**What the task asks**
Filter these entries down to the lines that hold the word "слизистой", and show each of them.

[Supplied data Boundary: Start]

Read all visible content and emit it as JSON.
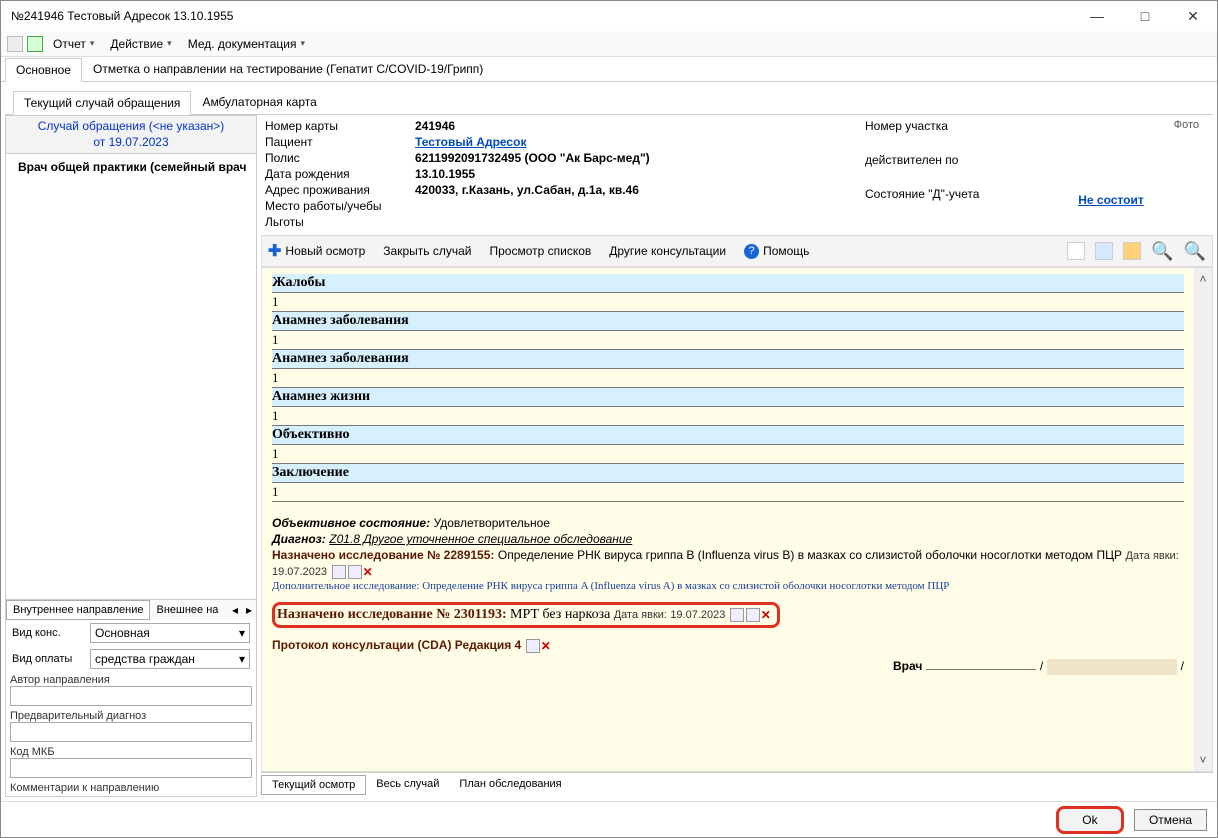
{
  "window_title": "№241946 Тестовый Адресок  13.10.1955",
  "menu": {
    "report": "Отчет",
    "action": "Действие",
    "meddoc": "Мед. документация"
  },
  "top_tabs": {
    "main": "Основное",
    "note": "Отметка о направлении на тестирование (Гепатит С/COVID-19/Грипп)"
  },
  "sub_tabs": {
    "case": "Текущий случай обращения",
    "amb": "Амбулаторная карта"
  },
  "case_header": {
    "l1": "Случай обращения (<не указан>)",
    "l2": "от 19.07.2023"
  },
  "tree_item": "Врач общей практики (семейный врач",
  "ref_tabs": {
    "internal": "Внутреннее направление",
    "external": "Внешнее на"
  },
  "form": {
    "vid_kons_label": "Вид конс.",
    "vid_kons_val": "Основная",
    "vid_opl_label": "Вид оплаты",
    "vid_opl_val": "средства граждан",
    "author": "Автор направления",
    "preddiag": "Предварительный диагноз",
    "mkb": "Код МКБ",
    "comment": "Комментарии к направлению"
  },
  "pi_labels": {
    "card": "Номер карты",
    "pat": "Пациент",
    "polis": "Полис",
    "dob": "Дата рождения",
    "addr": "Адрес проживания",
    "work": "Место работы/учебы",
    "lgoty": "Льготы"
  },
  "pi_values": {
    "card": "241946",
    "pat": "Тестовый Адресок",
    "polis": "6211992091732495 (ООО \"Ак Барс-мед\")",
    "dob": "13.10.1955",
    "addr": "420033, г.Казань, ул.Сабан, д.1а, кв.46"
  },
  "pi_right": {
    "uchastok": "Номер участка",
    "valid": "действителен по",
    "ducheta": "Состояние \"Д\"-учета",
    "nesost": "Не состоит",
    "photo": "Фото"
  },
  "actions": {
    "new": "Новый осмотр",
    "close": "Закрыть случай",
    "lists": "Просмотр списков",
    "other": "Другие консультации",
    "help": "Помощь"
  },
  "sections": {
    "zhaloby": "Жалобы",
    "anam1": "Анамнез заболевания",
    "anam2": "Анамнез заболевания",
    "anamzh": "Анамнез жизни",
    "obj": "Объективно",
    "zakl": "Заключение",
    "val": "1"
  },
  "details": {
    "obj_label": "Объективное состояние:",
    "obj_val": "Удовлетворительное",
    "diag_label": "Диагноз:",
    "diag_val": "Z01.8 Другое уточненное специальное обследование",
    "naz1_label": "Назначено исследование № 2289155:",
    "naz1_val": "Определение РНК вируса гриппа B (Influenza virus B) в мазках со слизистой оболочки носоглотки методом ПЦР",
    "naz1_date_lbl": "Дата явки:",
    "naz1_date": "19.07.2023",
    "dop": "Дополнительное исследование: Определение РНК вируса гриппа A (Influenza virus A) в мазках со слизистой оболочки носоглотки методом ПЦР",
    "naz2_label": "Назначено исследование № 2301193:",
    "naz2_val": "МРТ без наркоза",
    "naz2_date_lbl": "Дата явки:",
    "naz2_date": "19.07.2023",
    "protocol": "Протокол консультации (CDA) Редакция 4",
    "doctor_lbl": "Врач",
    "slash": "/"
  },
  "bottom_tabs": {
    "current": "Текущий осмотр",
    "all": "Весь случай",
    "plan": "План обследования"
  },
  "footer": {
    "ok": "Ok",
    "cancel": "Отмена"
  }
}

[Supplied data Boundary: End]

**Solved problem**
    "naz1_val": "Определение РНК вируса гриппа B (Influenza virus B) в мазках со слизистой оболочки носоглотки методом ПЦР",
    "dop": "Дополнительное исследование: Определение РНК вируса гриппа A (Influenza virus A) в мазках со слизистой оболочки носоглотки методом ПЦР",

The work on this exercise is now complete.